— start Records shown —
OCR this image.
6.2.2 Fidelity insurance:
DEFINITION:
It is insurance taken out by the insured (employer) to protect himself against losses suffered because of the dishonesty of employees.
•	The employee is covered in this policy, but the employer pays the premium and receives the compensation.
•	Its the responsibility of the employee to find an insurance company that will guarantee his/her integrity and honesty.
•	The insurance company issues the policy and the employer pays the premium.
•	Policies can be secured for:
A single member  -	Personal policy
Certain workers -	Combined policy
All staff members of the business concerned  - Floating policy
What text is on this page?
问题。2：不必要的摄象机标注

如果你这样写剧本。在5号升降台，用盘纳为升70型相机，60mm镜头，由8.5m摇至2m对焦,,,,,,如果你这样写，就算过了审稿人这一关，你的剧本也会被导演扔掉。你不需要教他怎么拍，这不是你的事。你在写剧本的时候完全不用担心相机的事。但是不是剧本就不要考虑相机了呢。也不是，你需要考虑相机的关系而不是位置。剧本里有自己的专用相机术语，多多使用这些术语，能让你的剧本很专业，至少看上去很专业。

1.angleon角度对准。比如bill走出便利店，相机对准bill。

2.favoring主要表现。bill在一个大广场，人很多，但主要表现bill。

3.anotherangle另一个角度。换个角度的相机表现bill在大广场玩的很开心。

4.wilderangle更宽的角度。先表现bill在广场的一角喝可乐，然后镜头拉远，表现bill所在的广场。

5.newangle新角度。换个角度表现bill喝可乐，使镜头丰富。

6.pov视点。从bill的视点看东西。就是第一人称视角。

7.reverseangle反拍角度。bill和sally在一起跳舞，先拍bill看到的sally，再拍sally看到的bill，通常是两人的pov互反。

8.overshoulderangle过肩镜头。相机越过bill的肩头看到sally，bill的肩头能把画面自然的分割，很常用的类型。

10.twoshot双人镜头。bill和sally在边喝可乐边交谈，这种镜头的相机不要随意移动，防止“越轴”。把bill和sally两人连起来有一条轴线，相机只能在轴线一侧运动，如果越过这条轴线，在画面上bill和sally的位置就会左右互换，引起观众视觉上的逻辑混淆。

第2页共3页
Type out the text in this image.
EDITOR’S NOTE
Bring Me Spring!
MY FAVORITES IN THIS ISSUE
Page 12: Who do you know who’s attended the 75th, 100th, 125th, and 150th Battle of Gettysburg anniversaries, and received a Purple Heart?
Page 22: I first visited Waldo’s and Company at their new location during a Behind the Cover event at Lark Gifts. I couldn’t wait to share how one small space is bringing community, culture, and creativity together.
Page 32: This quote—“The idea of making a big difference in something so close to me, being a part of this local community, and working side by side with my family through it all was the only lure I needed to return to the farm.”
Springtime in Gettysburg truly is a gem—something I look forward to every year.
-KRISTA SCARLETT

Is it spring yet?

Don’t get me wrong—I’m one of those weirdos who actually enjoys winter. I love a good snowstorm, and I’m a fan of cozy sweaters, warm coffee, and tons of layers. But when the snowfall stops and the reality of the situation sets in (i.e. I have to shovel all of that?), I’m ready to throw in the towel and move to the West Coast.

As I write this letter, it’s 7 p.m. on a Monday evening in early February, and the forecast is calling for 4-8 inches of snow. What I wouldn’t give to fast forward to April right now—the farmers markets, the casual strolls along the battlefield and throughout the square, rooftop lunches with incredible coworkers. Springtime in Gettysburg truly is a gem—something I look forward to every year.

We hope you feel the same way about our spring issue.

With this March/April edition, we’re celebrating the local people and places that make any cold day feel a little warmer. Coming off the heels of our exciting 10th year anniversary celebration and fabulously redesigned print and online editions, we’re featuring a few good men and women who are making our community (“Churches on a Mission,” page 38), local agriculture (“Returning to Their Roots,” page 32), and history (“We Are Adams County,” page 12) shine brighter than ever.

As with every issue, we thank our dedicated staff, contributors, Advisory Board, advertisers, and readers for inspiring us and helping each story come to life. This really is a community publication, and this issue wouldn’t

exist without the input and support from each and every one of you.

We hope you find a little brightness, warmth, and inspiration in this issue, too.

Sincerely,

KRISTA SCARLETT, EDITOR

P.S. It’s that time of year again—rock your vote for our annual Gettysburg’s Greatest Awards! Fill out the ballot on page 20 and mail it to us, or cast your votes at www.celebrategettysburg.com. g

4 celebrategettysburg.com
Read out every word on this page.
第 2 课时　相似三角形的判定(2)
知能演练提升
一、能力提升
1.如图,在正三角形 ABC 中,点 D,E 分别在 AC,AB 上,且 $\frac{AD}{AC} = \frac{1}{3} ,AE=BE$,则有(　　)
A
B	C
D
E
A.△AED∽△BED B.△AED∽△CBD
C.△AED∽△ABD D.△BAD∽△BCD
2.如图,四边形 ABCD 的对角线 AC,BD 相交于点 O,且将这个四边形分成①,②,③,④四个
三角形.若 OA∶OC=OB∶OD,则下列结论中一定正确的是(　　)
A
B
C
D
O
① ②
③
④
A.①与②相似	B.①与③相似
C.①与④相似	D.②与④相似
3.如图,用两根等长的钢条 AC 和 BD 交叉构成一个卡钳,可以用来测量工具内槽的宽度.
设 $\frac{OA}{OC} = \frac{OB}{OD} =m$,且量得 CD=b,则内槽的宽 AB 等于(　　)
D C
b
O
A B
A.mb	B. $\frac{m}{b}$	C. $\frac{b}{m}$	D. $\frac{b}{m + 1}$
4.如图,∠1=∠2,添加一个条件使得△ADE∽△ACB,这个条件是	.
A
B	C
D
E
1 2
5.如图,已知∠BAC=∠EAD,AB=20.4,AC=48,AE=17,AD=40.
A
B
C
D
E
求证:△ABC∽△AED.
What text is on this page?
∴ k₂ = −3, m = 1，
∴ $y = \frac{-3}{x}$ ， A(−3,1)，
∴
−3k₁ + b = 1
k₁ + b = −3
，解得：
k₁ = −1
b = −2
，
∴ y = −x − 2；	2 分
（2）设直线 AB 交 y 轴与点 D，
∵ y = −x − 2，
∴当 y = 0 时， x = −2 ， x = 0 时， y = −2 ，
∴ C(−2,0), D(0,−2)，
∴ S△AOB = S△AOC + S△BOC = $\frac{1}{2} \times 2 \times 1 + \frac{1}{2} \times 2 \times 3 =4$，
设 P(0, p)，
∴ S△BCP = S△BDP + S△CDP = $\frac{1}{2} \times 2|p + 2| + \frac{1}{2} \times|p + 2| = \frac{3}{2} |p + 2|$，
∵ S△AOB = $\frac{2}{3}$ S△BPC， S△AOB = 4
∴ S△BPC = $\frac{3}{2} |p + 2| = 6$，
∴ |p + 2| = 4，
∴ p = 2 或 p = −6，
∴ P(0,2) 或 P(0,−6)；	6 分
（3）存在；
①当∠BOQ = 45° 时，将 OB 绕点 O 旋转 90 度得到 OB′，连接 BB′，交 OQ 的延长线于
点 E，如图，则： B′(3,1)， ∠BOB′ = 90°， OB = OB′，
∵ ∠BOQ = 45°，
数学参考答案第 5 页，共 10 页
— end Records shown —
* [Objective] Go through the material and copy out every line with "feel" in it.

* [Response]
We hope you feel the same way about our spring issue.
With this March/April edition, we’re celebrating the local people and places that make any cold day feel a little warmer. Coming off the heels of our exciting 10th year anniversary celebration and fabulously redesigned print and online editions, we’re featuring a few good men and women who are making our community (“Churches on a Mission,” page 38), local agriculture (“Returning to Their Roots,” page 32), and history (“We Are Adams County,” page 12) shine brighter than ever.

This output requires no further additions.